EXERCISE INPUT:
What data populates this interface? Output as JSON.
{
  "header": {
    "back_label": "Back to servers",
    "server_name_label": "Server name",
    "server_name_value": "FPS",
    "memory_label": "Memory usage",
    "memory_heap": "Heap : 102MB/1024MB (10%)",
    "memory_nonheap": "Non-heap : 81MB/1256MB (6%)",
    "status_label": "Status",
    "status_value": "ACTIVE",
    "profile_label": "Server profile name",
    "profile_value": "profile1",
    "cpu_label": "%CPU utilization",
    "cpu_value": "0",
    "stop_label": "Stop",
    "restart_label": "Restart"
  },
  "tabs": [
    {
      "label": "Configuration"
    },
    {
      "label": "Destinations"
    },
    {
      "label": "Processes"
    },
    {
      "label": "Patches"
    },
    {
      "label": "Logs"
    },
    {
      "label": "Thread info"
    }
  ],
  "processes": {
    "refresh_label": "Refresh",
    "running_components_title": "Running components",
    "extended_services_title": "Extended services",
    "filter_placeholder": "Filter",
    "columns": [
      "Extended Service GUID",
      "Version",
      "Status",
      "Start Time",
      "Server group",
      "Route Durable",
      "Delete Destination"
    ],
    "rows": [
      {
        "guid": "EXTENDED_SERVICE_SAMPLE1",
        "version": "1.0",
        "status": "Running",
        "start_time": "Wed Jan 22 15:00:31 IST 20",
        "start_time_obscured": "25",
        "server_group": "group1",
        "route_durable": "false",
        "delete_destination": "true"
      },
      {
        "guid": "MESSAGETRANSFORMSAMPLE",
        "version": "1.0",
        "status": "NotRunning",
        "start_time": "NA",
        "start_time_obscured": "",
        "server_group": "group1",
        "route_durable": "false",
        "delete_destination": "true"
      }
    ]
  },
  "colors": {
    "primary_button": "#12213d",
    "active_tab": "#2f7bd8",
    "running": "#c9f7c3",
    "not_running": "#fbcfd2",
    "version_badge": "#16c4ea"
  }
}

EXERCISE BRIEF: Extract every entry in the listing word for word.

SOLUTION TO THIS PROBLEM:
What data populates this interface? Output as JSON.
{
  "header": {
    "back_label": "Back to servers",
    "server_name_label": "Server name",
    "server_name_value": "FPS",
    "memory_label": "Memory usage",
    "memory_heap": "Heap : 102MB/1024MB (10%)",
    "memory_nonheap": "Non-heap : 81MB/1256MB (6%)",
    "status_label": "Status",
    "status_value": "ACTIVE",
    "profile_label": "Server profile name",
    "profile_value": "profile1",
    "cpu_label": "%CPU utilization",
    "cpu_value": "0",
    "stop_label": "Stop",
    "restart_label": "Restart"
  },
  "tabs": [
    {
      "label": "Configuration"
    },
    {
      "label": "Destinations"
    },
    {
      "label": "Processes"
    },
    {
      "label": "Patches"
    },
    {
      "label": "Logs"
    },
    {
      "label": "Thread info"
    }
  ],
  "processes": {
    "refresh_label": "Refresh",
    "running_components_title": "Running components",
    "extended_services_title": "Extended services",
    "filter_placeholder": "Filter",
    "columns": [
      "Extended Service GUID",
      "Version",
      "Status",
      "Start Time",
      "Server group",
      "Route Durable",
      "Delete Destination"
    ],
    "rows": [
      {
        "guid": "EXTENDED_SERVICE_SAMPLE1",
        "version": "1.0",
        "status": "Running",
        "start_time": "Wed Jan 22 15:00:31 IST 20",
        "start_time_obscured": "25",
        "server_group": "group1",
        "route_durable": "false",
        "delete_destination": "true"
      },
      {
        "guid": "MESSAGETRANSFORMSAMPLE",
        "version": "1.0",
        "status": "NotRunning",
        "start_time": "NA",
        "start_time_obscured": "",
        "server_group": "group1",
        "route_durable": "false",
        "delete_destination": "true"
      }
    ]
  },
  "colors": {
    "primary_button": "#12213d",
    "active_tab": "#2f7bd8",
    "running": "#c9f7c3",
    "not_running": "#fbcfd2",
    "version_badge": "#16c4ea"
  }
}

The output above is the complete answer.